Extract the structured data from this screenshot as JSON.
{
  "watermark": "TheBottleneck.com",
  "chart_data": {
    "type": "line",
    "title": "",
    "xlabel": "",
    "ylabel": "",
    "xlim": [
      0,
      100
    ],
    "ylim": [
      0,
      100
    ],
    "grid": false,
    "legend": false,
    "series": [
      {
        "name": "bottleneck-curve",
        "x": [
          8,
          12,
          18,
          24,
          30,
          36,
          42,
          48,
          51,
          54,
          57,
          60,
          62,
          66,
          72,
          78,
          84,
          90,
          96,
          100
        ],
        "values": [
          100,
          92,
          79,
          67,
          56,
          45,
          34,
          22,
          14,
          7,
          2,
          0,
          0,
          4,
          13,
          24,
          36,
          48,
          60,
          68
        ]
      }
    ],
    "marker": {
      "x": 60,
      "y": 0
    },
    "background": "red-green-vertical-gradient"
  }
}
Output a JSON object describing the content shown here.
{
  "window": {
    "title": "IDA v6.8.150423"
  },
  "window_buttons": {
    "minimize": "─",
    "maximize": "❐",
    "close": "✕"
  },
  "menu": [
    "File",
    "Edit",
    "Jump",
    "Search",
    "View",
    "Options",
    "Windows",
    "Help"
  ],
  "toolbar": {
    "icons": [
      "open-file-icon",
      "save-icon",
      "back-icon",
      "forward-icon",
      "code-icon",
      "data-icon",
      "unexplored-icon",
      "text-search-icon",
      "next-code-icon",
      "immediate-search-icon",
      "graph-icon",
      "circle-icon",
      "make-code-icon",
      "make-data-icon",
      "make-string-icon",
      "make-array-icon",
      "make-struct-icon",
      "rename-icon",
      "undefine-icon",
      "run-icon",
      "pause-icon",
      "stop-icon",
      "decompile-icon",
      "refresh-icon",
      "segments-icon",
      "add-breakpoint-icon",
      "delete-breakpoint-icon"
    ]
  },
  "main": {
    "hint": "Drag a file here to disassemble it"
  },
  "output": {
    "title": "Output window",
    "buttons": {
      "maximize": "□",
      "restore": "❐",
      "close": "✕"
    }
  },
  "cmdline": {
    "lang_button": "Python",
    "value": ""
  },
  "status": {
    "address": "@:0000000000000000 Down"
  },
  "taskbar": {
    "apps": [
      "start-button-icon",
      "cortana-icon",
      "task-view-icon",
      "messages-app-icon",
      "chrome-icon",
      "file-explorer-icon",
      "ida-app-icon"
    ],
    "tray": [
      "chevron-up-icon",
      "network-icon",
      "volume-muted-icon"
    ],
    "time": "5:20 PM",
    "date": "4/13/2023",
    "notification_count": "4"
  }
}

THE REQUEST: All lines above containing the string "title" are to be collected.

ANSWER TO THIS TASK:
    "title": "",
    "title": "IDA v6.8.150423"
    "title": "Output window",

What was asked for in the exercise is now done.